Find the string "xlabel" in the listing and report every line that has it.

Figure dataset records
▽

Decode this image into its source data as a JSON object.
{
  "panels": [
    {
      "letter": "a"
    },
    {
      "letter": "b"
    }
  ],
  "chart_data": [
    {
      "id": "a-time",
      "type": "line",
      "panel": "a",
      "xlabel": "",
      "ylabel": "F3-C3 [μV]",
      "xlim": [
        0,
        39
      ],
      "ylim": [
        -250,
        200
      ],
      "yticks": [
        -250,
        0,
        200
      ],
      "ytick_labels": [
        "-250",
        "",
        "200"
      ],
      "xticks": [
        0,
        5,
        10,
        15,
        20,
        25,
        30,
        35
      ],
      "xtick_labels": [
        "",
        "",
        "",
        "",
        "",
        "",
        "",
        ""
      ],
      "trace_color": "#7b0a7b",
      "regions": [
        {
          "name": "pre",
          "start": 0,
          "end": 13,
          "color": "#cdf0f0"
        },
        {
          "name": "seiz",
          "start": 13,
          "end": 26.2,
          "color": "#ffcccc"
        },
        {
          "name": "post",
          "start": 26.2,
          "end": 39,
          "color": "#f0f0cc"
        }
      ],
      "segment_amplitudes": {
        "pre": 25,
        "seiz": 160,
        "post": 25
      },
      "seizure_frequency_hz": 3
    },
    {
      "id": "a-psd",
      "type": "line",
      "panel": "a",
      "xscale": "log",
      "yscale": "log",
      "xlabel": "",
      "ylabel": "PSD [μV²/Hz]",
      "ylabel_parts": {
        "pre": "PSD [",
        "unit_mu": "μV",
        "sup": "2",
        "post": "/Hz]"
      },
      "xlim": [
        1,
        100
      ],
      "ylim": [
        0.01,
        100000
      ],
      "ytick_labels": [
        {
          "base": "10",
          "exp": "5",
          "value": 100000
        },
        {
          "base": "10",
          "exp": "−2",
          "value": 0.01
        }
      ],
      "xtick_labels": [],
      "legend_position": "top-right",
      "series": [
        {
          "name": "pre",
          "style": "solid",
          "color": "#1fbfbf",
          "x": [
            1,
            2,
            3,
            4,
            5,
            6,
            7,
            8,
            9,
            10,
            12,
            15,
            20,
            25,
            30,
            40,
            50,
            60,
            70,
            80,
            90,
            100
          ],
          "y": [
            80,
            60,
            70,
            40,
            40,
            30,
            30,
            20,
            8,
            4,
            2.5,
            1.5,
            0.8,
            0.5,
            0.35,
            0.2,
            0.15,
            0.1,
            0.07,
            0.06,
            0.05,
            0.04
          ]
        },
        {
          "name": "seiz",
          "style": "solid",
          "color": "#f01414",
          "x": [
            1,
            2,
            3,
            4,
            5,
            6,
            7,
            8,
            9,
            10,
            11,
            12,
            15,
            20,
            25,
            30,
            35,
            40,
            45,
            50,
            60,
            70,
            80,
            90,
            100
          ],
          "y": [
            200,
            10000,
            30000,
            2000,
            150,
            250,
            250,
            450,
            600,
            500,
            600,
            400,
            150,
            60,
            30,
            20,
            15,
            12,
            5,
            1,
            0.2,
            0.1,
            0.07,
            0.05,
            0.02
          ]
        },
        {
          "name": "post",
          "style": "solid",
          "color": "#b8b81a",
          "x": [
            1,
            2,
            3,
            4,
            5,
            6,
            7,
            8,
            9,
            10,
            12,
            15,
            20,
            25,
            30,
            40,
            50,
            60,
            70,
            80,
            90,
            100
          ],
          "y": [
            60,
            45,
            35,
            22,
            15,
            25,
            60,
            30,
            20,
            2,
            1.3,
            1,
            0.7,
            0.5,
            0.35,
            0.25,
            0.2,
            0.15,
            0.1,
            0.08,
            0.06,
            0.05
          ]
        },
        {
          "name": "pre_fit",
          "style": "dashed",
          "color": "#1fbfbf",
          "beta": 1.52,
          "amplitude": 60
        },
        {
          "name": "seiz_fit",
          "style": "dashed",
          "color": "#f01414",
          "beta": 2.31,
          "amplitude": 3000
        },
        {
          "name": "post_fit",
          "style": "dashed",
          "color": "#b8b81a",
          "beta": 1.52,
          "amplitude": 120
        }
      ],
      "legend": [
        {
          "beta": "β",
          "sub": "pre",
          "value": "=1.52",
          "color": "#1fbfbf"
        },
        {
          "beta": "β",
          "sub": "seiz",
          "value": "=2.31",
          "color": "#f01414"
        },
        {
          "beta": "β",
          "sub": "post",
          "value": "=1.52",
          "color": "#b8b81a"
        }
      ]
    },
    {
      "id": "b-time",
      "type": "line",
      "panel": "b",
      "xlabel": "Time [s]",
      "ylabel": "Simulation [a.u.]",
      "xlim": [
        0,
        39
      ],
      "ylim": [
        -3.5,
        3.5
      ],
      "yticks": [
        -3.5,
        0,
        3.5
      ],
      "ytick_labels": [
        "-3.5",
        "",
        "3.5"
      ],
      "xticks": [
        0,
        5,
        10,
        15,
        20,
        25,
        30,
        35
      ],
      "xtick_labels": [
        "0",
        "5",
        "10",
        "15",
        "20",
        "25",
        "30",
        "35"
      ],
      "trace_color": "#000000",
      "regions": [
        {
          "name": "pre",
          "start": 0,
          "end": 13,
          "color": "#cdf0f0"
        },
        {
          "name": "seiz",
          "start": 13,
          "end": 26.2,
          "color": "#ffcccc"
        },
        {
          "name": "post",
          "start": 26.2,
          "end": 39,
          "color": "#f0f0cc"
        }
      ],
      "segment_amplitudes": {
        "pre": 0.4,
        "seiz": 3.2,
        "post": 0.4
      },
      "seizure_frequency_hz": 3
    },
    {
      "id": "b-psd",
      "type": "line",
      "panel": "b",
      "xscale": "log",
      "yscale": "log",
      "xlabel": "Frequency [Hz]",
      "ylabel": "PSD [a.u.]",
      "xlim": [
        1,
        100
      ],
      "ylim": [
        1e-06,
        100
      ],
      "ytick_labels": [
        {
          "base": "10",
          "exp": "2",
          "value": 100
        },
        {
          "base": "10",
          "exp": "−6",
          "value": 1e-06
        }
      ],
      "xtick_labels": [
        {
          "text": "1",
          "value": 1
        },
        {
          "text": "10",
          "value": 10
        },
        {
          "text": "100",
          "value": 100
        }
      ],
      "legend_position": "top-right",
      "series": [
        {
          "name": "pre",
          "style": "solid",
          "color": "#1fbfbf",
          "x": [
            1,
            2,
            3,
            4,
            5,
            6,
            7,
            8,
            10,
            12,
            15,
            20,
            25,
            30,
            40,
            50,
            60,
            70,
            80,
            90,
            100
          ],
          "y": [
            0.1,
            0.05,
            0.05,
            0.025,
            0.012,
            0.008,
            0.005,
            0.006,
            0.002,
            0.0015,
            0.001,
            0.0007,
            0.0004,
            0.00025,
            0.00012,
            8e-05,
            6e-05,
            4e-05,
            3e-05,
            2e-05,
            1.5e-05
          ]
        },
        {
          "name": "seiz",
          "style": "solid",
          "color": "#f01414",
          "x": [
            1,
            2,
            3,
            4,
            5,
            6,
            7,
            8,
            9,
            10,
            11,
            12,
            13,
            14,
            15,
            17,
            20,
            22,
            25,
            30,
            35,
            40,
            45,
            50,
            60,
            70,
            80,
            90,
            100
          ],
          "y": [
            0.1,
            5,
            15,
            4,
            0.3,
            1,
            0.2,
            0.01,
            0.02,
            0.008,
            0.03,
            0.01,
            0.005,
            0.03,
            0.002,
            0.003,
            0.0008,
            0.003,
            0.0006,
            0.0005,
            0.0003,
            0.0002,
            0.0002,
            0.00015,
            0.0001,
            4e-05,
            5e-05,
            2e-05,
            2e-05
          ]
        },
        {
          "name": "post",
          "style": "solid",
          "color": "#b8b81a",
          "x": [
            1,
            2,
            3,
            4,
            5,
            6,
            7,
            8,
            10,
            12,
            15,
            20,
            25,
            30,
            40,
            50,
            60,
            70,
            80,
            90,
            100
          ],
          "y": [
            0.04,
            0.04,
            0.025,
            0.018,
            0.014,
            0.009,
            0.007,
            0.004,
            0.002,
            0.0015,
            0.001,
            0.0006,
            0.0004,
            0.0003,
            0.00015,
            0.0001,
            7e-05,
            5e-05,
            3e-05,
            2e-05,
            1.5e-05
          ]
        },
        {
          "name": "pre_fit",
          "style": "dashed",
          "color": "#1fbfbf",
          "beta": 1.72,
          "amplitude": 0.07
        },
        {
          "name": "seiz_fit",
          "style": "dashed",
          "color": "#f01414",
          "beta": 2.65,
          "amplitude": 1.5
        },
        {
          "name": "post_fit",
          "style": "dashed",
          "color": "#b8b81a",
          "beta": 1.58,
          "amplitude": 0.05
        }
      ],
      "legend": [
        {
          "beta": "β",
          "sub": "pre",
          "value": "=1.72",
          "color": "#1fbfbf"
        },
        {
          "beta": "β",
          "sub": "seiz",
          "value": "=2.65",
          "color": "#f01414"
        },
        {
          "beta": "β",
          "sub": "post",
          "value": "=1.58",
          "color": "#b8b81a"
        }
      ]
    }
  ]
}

△

*Finished task:*
      "xlabel": "",
      "xlabel": "",
      "xlabel": "Time [s]",
      "xlabel": "Frequency [Hz]",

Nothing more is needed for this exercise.